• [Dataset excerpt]
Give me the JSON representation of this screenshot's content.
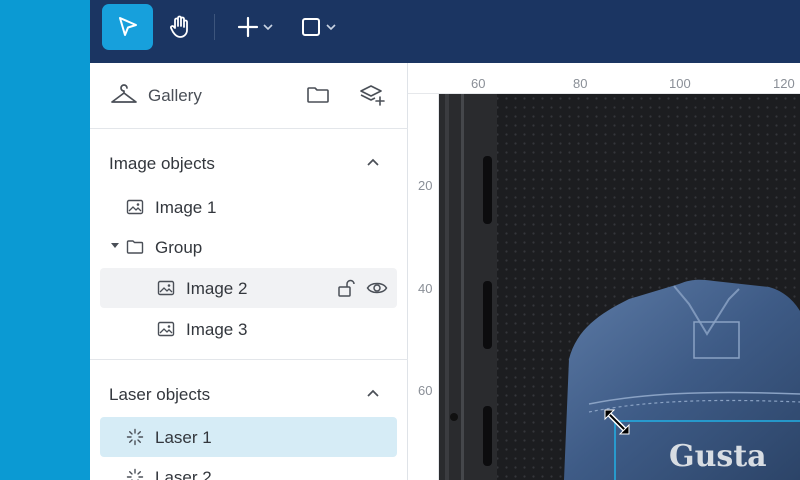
{
  "toolbar": {
    "tools": [
      {
        "name": "select",
        "icon": "cursor-arrow-icon",
        "active": true
      },
      {
        "name": "pan",
        "icon": "hand-icon",
        "active": false
      },
      {
        "name": "add",
        "icon": "plus-icon",
        "active": false
      },
      {
        "name": "shape",
        "icon": "square-icon",
        "active": false
      }
    ]
  },
  "panel": {
    "header": {
      "title": "Gallery",
      "icons": [
        "hanger-icon",
        "folder-icon",
        "add-layer-icon"
      ]
    },
    "image_section": {
      "title": "Image objects",
      "items": [
        {
          "label": "Image 1",
          "icon": "image-icon"
        },
        {
          "label": "Group",
          "icon": "folder-icon"
        },
        {
          "label": "Image 2",
          "icon": "image-icon"
        },
        {
          "label": "Image 3",
          "icon": "image-icon"
        }
      ]
    },
    "laser_section": {
      "title": "Laser objects",
      "items": [
        {
          "label": "Laser 1",
          "icon": "laser-burst-icon"
        },
        {
          "label": "Laser 2",
          "icon": "laser-burst-icon"
        }
      ]
    }
  },
  "canvas": {
    "ruler_top": [
      "60",
      "80",
      "100",
      "120"
    ],
    "ruler_left": [
      "20",
      "40",
      "60"
    ],
    "photo_text": "Gusta"
  },
  "colors": {
    "toolbar_bg": "#1b3562",
    "accent": "#17a0dc",
    "selected_row": "#d6ecf6",
    "left_strip": "#0b9ad3"
  }
}
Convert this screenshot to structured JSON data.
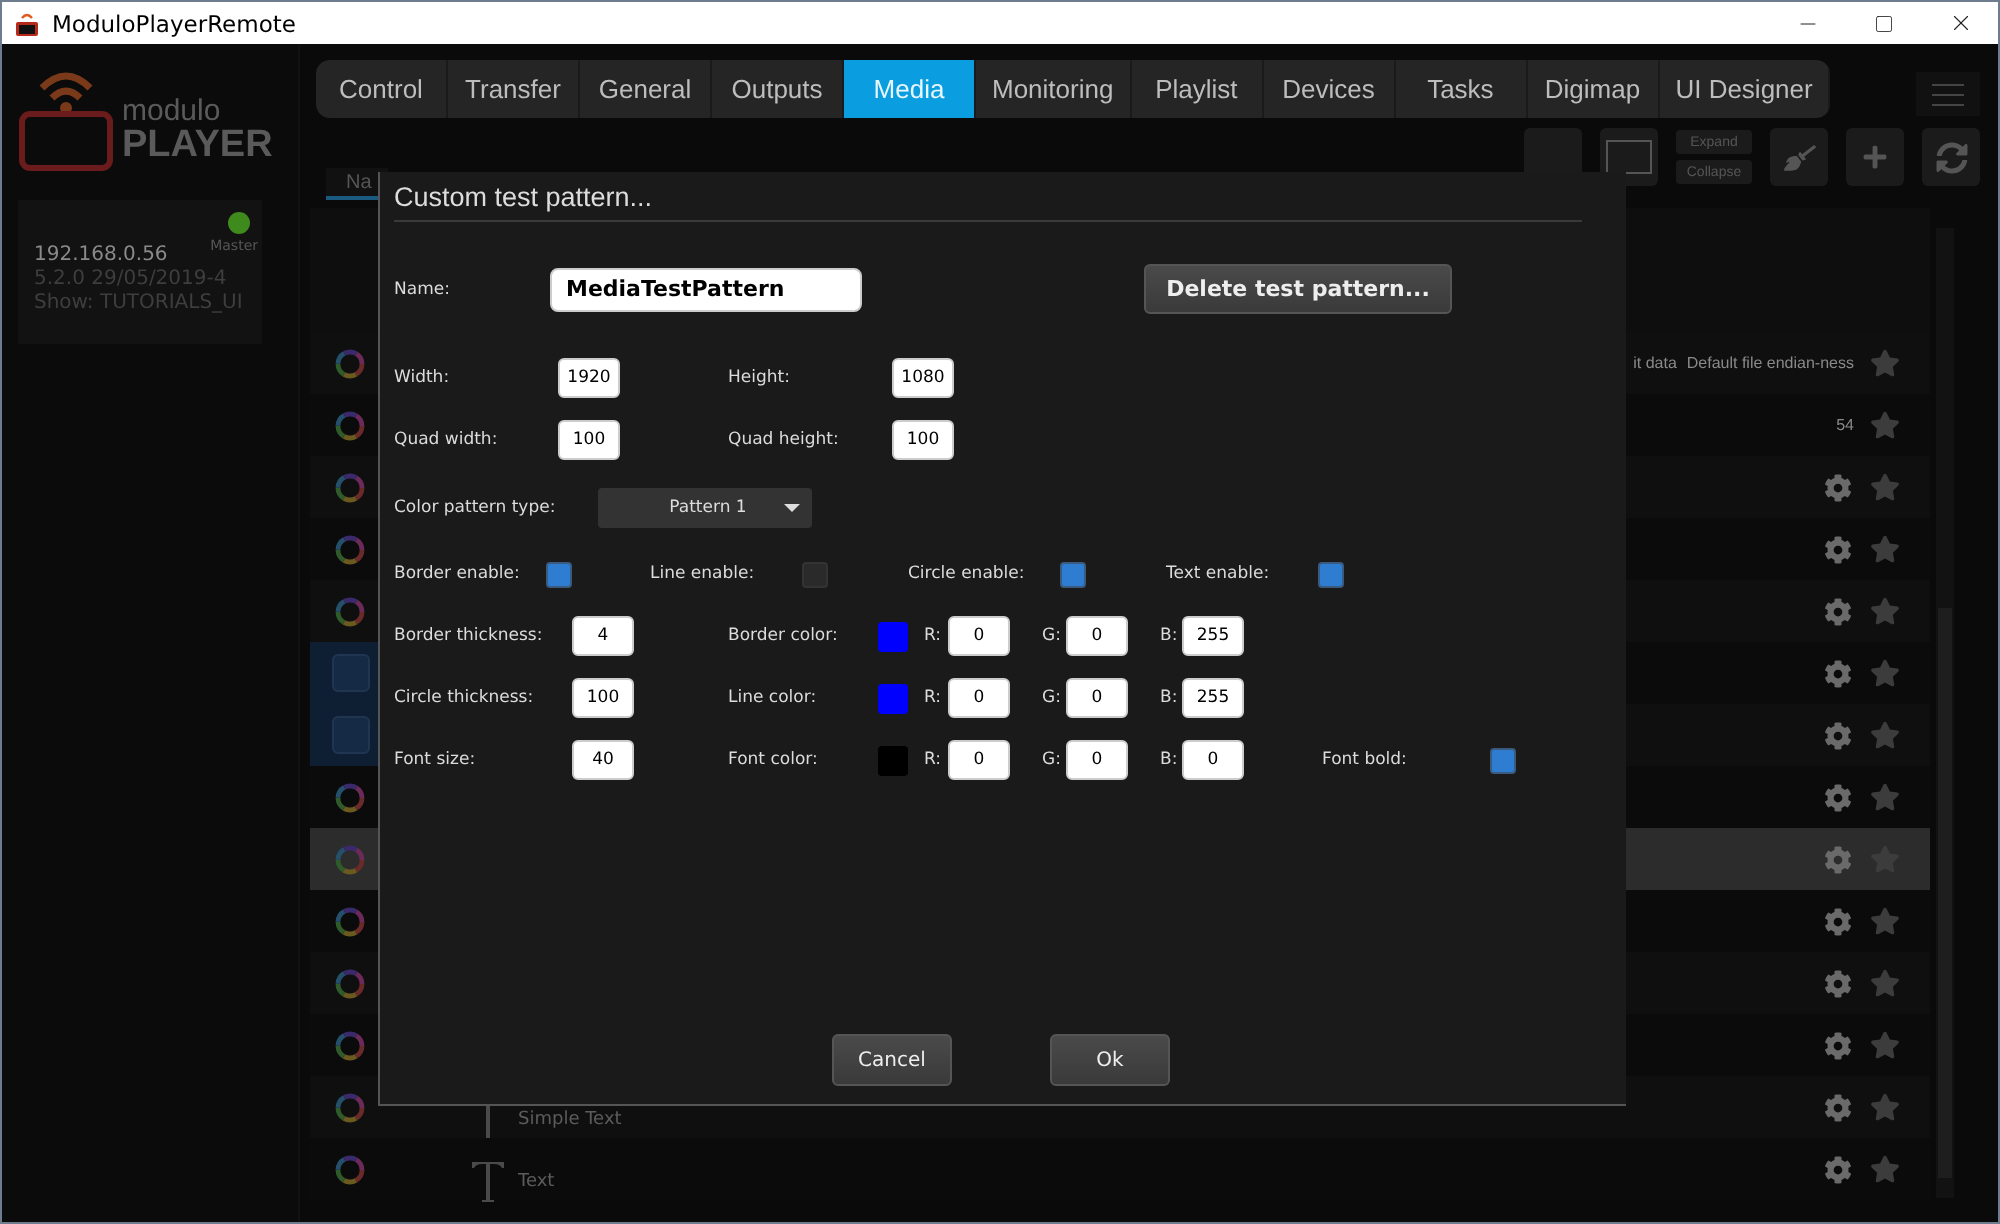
{
  "window": {
    "title": "ModuloPlayerRemote"
  },
  "logo": {
    "line_1": "modulo",
    "line_2": "PLAYER"
  },
  "device": {
    "ip": "192.168.0.56",
    "version": "5.2.0 29/05/2019-4",
    "show": "Show: TUTORIALS_UI",
    "role": "Master",
    "online": true
  },
  "tabs": [
    {
      "label": "Control",
      "selected": false
    },
    {
      "label": "Transfer",
      "selected": false
    },
    {
      "label": "General",
      "selected": false
    },
    {
      "label": "Outputs",
      "selected": false
    },
    {
      "label": "Media",
      "selected": true
    },
    {
      "label": "Monitoring",
      "selected": false
    },
    {
      "label": "Playlist",
      "selected": false
    },
    {
      "label": "Devices",
      "selected": false
    },
    {
      "label": "Tasks",
      "selected": false
    },
    {
      "label": "Digimap",
      "selected": false
    },
    {
      "label": "UI Designer",
      "selected": false
    }
  ],
  "toolbar": {
    "expand": "Expand",
    "collapse": "Collapse"
  },
  "list_tab": {
    "label": "Na"
  },
  "rows": [
    {
      "kind": "wheel",
      "info": [
        "it data",
        "Default file endian-ness"
      ],
      "gear": false,
      "star": true,
      "highlighted": false
    },
    {
      "kind": "wheel",
      "info": [
        "54"
      ],
      "gear": false,
      "star": true,
      "highlighted": false
    },
    {
      "kind": "wheel",
      "gear": true,
      "star": true,
      "highlighted": false
    },
    {
      "kind": "wheel",
      "gear": true,
      "star": true,
      "highlighted": false
    },
    {
      "kind": "wheel",
      "gear": true,
      "star": true,
      "highlighted": false
    },
    {
      "kind": "square",
      "gear": true,
      "star": true,
      "highlighted": false
    },
    {
      "kind": "square",
      "gear": true,
      "star": true,
      "highlighted": false
    },
    {
      "kind": "wheel",
      "gear": true,
      "star": true,
      "highlighted": false
    },
    {
      "kind": "wheel",
      "gear": true,
      "star": true,
      "highlighted": true
    },
    {
      "kind": "wheel",
      "gear": true,
      "star": true,
      "highlighted": false
    },
    {
      "kind": "wheel",
      "gear": true,
      "star": true,
      "highlighted": false
    },
    {
      "kind": "wheel",
      "gear": true,
      "star": true,
      "highlighted": false
    },
    {
      "kind": "wheel",
      "title": "Simple Text",
      "gear": true,
      "star": true,
      "highlighted": false
    },
    {
      "kind": "wheel",
      "title": "Text",
      "gear": true,
      "star": true,
      "highlighted": false
    }
  ],
  "dialog": {
    "title": "Custom test pattern...",
    "name_label": "Name:",
    "name_value": "MediaTestPattern",
    "delete_button": "Delete test pattern...",
    "size_rows": [
      [
        {
          "label": "Width:",
          "value": "1920"
        },
        {
          "label": "Height:",
          "value": "1080"
        }
      ],
      [
        {
          "label": "Quad width:",
          "value": "100"
        },
        {
          "label": "Quad height:",
          "value": "100"
        }
      ]
    ],
    "pattern": {
      "label": "Color pattern type:",
      "value": "Pattern 1"
    },
    "enables": [
      {
        "label": "Border enable:",
        "checked": true
      },
      {
        "label": "Line enable:",
        "checked": false
      },
      {
        "label": "Circle enable:",
        "checked": true
      },
      {
        "label": "Text enable:",
        "checked": true
      }
    ],
    "color_rows": [
      {
        "label": "Border thickness:",
        "value": "4",
        "color_label": "Border color:",
        "color": "#0000ff",
        "channels": [
          {
            "label": "R:",
            "value": "0"
          },
          {
            "label": "G:",
            "value": "0"
          },
          {
            "label": "B:",
            "value": "255"
          }
        ]
      },
      {
        "label": "Circle thickness:",
        "value": "100",
        "color_label": "Line color:",
        "color": "#0000ff",
        "channels": [
          {
            "label": "R:",
            "value": "0"
          },
          {
            "label": "G:",
            "value": "0"
          },
          {
            "label": "B:",
            "value": "255"
          }
        ]
      },
      {
        "label": "Font size:",
        "value": "40",
        "color_label": "Font color:",
        "color": "#000000",
        "channels": [
          {
            "label": "R:",
            "value": "0"
          },
          {
            "label": "G:",
            "value": "0"
          },
          {
            "label": "B:",
            "value": "0"
          }
        ],
        "toggle": {
          "label": "Font bold:",
          "checked": true
        }
      }
    ],
    "buttons": [
      "Cancel",
      "Ok"
    ]
  }
}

• [GIVEN EXERCISE]
Find the word "this" in the entries, and copy every line it shows up in.

• [REPLY]
Give me the JSON representation of this screenshot's content.
Convert this screenshot to structured JSON data.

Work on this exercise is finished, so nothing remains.